» **Task to carry out**:
Where the string "with" occurs in the material below, report the whole line.

·····

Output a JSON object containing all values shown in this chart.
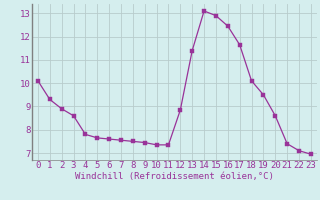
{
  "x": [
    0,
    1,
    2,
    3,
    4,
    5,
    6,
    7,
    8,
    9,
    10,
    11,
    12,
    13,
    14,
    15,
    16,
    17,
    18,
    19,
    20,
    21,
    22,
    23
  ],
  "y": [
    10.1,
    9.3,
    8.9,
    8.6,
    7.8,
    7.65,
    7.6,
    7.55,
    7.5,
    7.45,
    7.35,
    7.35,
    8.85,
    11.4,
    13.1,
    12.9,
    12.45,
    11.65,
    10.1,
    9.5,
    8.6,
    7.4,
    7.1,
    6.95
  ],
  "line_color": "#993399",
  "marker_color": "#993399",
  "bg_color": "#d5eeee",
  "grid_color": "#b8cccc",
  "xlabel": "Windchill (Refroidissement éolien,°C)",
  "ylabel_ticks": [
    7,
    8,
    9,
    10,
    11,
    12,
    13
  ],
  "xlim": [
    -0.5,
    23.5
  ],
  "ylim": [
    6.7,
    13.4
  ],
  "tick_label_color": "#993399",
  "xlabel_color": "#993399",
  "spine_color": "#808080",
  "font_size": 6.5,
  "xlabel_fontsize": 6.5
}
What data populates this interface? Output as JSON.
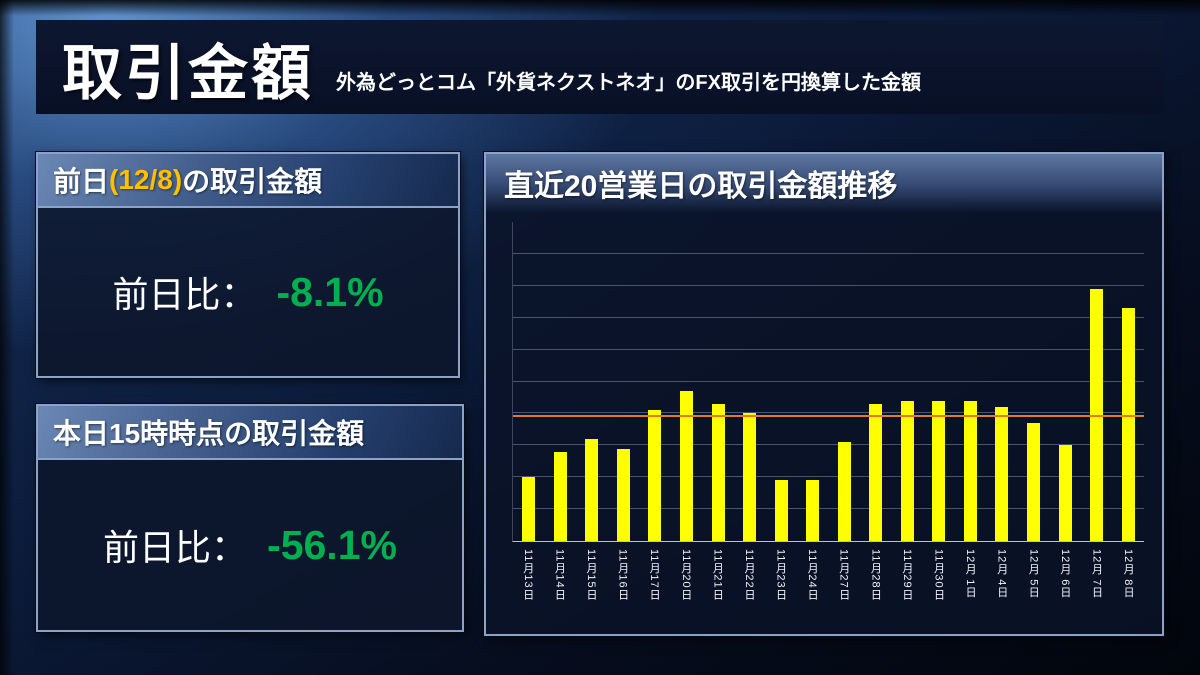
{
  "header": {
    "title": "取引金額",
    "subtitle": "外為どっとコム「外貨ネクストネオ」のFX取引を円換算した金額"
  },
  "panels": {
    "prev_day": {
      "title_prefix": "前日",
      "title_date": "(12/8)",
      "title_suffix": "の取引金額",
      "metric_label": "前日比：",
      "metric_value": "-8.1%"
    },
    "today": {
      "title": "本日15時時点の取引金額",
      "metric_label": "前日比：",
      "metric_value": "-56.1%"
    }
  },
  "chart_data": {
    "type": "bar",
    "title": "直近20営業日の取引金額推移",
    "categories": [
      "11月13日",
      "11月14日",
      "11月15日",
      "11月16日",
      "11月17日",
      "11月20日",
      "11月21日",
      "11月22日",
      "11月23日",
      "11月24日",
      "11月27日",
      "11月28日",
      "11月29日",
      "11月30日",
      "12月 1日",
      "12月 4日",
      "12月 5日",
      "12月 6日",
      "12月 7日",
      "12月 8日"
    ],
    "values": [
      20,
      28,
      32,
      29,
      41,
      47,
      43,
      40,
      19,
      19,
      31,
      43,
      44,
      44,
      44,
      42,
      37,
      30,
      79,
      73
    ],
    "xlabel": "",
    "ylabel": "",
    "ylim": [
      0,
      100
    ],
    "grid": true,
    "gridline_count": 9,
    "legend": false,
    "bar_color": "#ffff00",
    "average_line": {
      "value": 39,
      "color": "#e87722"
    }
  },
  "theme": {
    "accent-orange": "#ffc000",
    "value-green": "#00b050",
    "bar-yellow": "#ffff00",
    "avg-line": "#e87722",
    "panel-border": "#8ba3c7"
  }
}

·····

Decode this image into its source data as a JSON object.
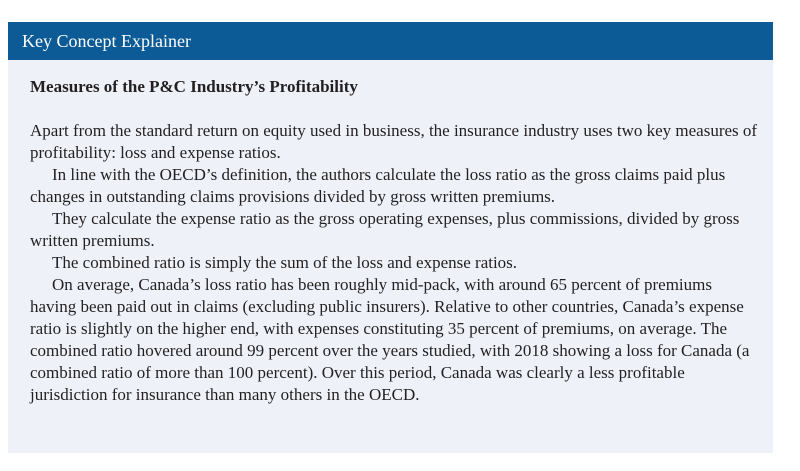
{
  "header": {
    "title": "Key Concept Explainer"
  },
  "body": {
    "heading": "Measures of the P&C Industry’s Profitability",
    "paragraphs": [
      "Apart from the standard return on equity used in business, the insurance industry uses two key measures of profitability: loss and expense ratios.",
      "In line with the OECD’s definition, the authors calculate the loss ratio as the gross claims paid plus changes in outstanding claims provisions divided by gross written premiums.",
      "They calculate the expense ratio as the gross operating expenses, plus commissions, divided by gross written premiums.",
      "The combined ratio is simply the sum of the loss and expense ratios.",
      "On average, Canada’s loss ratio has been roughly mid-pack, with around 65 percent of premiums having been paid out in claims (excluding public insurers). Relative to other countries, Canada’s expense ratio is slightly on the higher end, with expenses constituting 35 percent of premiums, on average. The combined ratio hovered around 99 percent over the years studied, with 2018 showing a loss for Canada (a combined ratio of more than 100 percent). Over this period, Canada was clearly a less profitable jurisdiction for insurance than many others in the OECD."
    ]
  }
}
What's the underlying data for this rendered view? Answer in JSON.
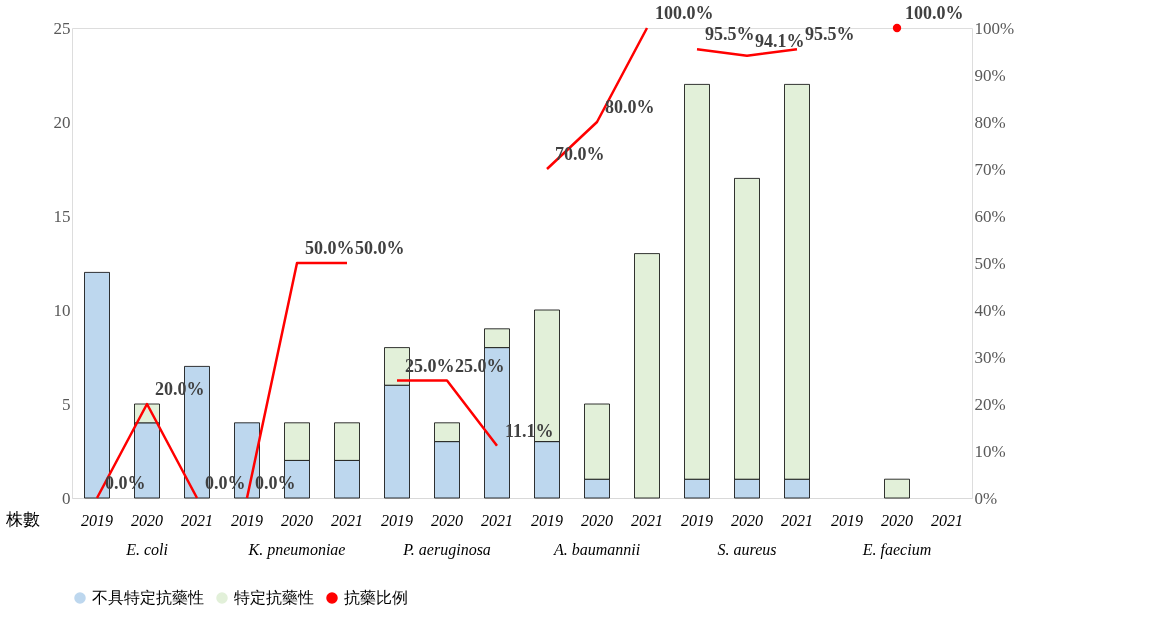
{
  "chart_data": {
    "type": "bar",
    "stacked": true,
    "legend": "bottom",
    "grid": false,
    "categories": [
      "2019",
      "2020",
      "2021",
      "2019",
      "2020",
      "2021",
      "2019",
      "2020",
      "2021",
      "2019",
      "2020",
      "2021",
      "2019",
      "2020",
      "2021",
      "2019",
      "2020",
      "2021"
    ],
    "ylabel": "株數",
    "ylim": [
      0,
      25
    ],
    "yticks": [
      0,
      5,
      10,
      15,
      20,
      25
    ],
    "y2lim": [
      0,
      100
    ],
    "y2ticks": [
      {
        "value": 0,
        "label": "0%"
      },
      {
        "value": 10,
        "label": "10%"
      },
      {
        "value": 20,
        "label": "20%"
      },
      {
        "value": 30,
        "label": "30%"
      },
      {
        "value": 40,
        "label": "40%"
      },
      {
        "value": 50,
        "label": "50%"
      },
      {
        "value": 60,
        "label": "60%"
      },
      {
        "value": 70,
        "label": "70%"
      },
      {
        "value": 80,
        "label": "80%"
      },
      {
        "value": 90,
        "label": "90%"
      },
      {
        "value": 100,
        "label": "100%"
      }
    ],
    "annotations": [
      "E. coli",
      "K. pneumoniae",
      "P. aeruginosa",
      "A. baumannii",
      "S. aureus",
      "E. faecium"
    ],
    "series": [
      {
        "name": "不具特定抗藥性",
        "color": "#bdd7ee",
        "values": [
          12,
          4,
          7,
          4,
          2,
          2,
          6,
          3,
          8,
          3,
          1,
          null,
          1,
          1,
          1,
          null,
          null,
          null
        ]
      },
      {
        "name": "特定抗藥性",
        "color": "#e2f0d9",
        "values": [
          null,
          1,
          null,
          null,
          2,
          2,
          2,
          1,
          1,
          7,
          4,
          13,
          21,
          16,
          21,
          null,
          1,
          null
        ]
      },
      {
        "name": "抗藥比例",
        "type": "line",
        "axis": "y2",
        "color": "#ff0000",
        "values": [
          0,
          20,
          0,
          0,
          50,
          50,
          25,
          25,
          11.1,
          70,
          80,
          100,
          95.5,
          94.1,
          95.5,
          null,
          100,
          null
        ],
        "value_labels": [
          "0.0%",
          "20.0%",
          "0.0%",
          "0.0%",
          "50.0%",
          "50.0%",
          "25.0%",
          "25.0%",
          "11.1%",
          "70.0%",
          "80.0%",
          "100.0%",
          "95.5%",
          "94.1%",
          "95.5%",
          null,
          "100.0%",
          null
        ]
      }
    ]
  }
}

·····

» **The output**:
      "In line with the OECD’s definition, the authors calculate the loss ratio as the gross claims paid plus changes in outstanding claims provisions divided by gross written premiums.",
      "On average, Canada’s loss ratio has been roughly mid-pack, with around 65 percent of premiums having been paid out in claims (excluding public insurers). Relative to other countries, Canada’s expense ratio is slightly on the higher end, with expenses constituting 35 percent of premiums, on average. The combined ratio hovered around 99 percent over the years studied, with 2018 showing a loss for Canada (a combined ratio of more than 100 percent). Over this period, Canada was clearly a less profitable jurisdiction for insurance than many others in the OECD."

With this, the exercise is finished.